Exercise details: Quote all of the data below exactly, please.

Data:
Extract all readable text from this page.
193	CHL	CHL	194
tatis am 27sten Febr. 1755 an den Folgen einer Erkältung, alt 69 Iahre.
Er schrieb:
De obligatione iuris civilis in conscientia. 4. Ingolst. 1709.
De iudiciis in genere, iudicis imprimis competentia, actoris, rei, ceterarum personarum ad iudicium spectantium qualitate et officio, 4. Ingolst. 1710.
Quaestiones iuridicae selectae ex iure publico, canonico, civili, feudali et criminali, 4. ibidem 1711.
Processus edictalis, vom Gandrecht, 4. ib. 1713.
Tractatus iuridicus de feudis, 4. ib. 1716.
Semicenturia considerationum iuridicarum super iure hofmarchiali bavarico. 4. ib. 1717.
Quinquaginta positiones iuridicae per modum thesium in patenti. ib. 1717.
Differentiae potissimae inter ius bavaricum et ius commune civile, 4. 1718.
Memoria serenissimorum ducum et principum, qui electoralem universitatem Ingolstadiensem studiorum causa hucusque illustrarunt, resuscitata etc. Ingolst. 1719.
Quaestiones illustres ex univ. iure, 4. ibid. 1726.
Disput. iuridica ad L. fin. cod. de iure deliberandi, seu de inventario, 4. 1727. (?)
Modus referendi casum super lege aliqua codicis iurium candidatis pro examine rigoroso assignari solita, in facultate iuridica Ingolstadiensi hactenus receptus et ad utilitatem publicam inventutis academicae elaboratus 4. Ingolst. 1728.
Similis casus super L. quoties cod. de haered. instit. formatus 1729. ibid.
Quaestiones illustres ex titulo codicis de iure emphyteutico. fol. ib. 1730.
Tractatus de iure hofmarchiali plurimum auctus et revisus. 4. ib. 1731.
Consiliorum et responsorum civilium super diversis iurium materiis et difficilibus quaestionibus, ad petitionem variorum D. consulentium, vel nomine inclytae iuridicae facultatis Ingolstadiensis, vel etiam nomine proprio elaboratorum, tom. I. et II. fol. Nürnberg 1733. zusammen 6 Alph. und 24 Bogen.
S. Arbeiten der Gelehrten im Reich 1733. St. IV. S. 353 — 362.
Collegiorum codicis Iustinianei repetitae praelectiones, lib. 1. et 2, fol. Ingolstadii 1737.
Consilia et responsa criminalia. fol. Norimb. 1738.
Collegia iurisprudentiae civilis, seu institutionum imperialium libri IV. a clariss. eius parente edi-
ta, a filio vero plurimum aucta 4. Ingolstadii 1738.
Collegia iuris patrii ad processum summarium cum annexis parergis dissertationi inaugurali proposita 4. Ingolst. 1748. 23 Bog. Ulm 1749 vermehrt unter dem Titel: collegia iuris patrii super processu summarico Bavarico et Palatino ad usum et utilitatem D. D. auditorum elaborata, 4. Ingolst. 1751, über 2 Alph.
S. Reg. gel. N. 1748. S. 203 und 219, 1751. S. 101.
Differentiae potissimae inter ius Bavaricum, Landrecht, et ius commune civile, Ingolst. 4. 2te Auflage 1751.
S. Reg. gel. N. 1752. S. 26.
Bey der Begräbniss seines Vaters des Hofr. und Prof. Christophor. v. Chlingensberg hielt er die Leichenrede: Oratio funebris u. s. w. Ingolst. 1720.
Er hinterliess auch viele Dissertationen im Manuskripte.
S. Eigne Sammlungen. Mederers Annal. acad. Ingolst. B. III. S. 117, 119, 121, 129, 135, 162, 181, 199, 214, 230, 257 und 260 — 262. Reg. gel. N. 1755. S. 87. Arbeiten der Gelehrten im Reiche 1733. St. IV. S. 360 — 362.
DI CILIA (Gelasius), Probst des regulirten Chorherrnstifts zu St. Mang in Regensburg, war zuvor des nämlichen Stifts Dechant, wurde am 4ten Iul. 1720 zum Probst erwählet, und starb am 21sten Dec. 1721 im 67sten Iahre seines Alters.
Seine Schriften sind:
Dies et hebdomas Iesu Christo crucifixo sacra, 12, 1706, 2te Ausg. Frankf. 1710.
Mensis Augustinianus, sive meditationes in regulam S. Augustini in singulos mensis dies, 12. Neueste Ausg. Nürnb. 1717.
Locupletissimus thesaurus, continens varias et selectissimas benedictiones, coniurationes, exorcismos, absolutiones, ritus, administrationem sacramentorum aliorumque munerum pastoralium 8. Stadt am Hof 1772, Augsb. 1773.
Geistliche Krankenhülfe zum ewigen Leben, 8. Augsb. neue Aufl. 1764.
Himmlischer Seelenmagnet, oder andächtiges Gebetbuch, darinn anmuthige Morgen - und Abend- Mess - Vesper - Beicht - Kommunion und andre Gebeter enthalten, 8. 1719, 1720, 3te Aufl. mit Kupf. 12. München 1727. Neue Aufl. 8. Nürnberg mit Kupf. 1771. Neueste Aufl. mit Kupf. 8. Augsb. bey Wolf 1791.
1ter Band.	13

Output of the exercise:
Extract all readable text from this page.
193	CHL	CHL	194
tatis am 27sten Febr. 1755 an den Folgen einer Erkältung, alt 69 Iahre.
Er schrieb:
De obligatione iuris civilis in conscientia. 4. Ingolst. 1709.
De iudiciis in genere, iudicis imprimis competentia, actoris, rei, ceterarum personarum ad iudicium spectantium qualitate et officio, 4. Ingolst. 1710.
Quaestiones iuridicae selectae ex iure publico, canonico, civili, feudali et criminali, 4. ibidem 1711.
Processus edictalis, vom Gandrecht, 4. ib. 1713.
Tractatus iuridicus de feudis, 4. ib. 1716.
Semicenturia considerationum iuridicarum super iure hofmarchiali bavarico. 4. ib. 1717.
Quinquaginta positiones iuridicae per modum thesium in patenti. ib. 1717.
Differentiae potissimae inter ius bavaricum et ius commune civile, 4. 1718.
Memoria serenissimorum ducum et principum, qui electoralem universitatem Ingolstadiensem studiorum causa hucusque illustrarunt, resuscitata etc. Ingolst. 1719.
Quaestiones illustres ex univ. iure, 4. ibid. 1726.
Disput. iuridica ad L. fin. cod. de iure deliberandi, seu de inventario, 4. 1727. (?)
Modus referendi casum super lege aliqua codicis iurium candidatis pro examine rigoroso assignari solita, in facultate iuridica Ingolstadiensi hactenus receptus et ad utilitatem publicam inventutis academicae elaboratus 4. Ingolst. 1728.
Similis casus super L. quoties cod. de haered. instit. formatus 1729. ibid.
Quaestiones illustres ex titulo codicis de iure emphyteutico. fol. ib. 1730.
Tractatus de iure hofmarchiali plurimum auctus et revisus. 4. ib. 1731.
Consiliorum et responsorum civilium super diversis iurium materiis et difficilibus quaestionibus, ad petitionem variorum D. consulentium, vel nomine inclytae iuridicae facultatis Ingolstadiensis, vel etiam nomine proprio elaboratorum, tom. I. et II. fol. Nürnberg 1733. zusammen 6 Alph. und 24 Bogen.
S. Arbeiten der Gelehrten im Reich 1733. St. IV. S. 353 — 362.
Collegiorum codicis Iustinianei repetitae praelectiones, lib. 1. et 2, fol. Ingolstadii 1737.
Consilia et responsa criminalia. fol. Norimb. 1738.
Collegia iurisprudentiae civilis, seu institutionum imperialium libri IV. a clariss. eius parente edi-
ta, a filio vero plurimum aucta 4. Ingolstadii 1738.
Collegia iuris patrii ad processum summarium cum annexis parergis dissertationi inaugurali proposita 4. Ingolst. 1748. 23 Bog. Ulm 1749 vermehrt unter dem Titel: collegia iuris patrii super processu summarico Bavarico et Palatino ad usum et utilitatem D. D. auditorum elaborata, 4. Ingolst. 1751, über 2 Alph.
S. Reg. gel. N. 1748. S. 203 und 219, 1751. S. 101.
Differentiae potissimae inter ius Bavaricum, Landrecht, et ius commune civile, Ingolst. 4. 2te Auflage 1751.
S. Reg. gel. N. 1752. S. 26.
Bey der Begräbniss seines Vaters des Hofr. und Prof. Christophor. v. Chlingensberg hielt er die Leichenrede: Oratio funebris u. s. w. Ingolst. 1720.
Er hinterliess auch viele Dissertationen im Manuskripte.
S. Eigne Sammlungen. Mederers Annal. acad. Ingolst. B. III. S. 117, 119, 121, 129, 135, 162, 181, 199, 214, 230, 257 und 260 — 262. Reg. gel. N. 1755. S. 87. Arbeiten der Gelehrten im Reiche 1733. St. IV. S. 360 — 362.
DI CILIA (Gelasius), Probst des regulirten Chorherrnstifts zu St. Mang in Regensburg, war zuvor des nämlichen Stifts Dechant, wurde am 4ten Iul. 1720 zum Probst erwählet, und starb am 21sten Dec. 1721 im 67sten Iahre seines Alters.
Seine Schriften sind:
Dies et hebdomas Iesu Christo crucifixo sacra, 12, 1706, 2te Ausg. Frankf. 1710.
Mensis Augustinianus, sive meditationes in regulam S. Augustini in singulos mensis dies, 12. Neueste Ausg. Nürnb. 1717.
Locupletissimus thesaurus, continens varias et selectissimas benedictiones, coniurationes, exorcismos, absolutiones, ritus, administrationem sacramentorum aliorumque munerum pastoralium 8. Stadt am Hof 1772, Augsb. 1773.
Geistliche Krankenhülfe zum ewigen Leben, 8. Augsb. neue Aufl. 1764.
Himmlischer Seelenmagnet, oder andächtiges Gebetbuch, darinn anmuthige Morgen - und Abend- Mess - Vesper - Beicht - Kommunion und andre Gebeter enthalten, 8. 1719, 1720, 3te Aufl. mit Kupf. 12. München 1727. Neue Aufl. 8. Nürnberg mit Kupf. 1771. Neueste Aufl. mit Kupf. 8. Augsb. bey Wolf 1791.
1ter Band.	13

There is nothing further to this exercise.